start

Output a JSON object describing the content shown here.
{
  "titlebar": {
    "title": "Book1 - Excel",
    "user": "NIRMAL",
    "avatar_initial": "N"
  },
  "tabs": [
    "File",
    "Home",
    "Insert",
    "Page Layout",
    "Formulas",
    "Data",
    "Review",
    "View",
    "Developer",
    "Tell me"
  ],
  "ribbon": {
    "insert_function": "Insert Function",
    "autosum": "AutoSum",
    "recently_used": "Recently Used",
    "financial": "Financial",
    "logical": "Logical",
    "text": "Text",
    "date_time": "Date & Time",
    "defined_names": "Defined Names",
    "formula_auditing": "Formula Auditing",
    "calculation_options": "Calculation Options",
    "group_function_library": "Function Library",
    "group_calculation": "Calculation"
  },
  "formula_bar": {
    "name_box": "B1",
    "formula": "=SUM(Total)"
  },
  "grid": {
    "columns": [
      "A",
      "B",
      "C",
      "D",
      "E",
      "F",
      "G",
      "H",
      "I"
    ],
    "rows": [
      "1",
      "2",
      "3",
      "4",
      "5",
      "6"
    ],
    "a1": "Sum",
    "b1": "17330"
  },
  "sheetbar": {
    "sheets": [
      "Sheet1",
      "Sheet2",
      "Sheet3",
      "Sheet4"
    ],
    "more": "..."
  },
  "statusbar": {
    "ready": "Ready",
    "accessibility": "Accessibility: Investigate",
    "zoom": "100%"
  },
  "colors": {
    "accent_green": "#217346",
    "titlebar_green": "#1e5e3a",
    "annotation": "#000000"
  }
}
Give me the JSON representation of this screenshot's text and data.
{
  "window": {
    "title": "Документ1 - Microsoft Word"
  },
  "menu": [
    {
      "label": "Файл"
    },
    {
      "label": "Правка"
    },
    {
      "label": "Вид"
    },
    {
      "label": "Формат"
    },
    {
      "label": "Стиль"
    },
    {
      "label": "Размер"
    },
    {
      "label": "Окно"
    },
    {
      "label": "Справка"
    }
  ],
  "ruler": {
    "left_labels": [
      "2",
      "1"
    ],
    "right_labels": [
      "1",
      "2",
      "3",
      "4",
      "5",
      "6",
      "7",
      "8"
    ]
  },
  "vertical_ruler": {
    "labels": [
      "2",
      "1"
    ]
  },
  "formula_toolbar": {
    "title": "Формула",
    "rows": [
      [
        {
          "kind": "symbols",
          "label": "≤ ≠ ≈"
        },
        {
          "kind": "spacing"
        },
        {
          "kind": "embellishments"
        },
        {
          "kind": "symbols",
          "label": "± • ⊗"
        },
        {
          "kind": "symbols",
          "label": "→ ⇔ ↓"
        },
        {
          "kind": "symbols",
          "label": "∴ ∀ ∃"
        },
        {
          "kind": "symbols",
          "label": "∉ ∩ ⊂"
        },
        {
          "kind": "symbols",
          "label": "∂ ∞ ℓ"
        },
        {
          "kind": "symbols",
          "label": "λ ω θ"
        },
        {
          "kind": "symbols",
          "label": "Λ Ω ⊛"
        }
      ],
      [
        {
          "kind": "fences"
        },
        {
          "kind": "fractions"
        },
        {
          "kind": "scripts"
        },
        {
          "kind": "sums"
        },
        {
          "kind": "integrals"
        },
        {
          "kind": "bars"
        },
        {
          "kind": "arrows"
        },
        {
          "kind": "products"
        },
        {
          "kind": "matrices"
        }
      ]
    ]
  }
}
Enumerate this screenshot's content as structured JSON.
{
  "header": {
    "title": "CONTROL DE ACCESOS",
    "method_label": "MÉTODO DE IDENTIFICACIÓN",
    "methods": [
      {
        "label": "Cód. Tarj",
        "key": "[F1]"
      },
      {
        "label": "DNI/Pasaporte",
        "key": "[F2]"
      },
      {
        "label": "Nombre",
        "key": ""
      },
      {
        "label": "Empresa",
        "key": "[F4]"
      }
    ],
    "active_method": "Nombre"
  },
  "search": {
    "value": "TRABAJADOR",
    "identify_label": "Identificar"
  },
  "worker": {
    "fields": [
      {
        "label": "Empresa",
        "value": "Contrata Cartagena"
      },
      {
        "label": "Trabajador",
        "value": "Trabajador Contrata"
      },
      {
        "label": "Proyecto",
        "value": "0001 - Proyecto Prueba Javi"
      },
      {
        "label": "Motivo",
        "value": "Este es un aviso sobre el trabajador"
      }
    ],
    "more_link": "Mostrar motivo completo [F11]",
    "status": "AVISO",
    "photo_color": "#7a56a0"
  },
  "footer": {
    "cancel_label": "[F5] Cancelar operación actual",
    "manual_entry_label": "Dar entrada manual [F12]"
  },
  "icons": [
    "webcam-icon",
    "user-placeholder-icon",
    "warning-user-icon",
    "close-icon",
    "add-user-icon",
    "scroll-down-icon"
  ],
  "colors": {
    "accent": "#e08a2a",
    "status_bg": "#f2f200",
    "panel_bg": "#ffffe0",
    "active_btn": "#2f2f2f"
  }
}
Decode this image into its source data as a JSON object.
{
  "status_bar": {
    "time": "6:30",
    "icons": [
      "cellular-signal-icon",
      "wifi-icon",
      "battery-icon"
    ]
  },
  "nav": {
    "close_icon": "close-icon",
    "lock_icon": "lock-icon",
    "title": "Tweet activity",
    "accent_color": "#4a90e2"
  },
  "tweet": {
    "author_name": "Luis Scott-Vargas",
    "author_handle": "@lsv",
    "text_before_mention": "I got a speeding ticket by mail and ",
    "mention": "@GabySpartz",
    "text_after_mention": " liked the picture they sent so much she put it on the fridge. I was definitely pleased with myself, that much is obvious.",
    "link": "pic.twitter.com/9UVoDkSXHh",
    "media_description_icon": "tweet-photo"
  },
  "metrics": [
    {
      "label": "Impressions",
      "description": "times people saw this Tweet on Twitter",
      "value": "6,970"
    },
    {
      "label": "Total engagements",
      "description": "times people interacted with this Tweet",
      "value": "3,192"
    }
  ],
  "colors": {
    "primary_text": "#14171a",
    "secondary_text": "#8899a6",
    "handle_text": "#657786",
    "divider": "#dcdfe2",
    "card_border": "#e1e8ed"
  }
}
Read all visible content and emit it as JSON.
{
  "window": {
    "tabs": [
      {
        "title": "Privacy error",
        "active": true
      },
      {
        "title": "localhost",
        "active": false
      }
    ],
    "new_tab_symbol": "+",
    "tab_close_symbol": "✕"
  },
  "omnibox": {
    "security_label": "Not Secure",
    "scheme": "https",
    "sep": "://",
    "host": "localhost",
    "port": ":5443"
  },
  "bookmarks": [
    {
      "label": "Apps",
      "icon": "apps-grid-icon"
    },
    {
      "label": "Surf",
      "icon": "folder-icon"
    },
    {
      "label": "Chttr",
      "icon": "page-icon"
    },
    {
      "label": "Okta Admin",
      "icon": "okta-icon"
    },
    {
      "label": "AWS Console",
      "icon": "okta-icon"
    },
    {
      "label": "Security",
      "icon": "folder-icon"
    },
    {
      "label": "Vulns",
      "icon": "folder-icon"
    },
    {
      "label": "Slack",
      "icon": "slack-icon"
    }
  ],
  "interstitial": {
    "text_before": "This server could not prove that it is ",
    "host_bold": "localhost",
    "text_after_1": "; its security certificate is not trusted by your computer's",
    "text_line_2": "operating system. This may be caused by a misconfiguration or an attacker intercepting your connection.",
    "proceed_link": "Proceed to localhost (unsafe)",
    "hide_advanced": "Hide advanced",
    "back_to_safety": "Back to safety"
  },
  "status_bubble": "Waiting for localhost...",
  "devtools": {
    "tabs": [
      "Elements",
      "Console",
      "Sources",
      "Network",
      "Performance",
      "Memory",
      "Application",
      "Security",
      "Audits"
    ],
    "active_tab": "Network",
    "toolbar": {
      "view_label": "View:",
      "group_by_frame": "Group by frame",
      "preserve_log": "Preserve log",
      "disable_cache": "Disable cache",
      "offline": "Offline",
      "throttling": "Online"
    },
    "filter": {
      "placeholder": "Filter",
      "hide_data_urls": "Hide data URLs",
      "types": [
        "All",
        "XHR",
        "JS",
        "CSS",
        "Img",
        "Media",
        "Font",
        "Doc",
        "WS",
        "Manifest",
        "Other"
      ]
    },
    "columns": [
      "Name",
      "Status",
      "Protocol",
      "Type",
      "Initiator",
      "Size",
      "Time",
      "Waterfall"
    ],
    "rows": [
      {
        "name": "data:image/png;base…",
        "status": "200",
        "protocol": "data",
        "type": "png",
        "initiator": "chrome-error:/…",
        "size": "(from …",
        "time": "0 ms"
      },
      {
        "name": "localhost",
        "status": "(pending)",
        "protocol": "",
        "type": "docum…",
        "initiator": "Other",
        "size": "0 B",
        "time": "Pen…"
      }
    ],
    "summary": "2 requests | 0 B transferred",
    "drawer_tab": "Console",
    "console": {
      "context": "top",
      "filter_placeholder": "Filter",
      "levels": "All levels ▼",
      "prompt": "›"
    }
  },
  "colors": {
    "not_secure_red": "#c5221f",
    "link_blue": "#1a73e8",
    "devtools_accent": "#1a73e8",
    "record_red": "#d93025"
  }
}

end

Prompt
Write only the number of lines in the data above that include "object".

Result for this task
2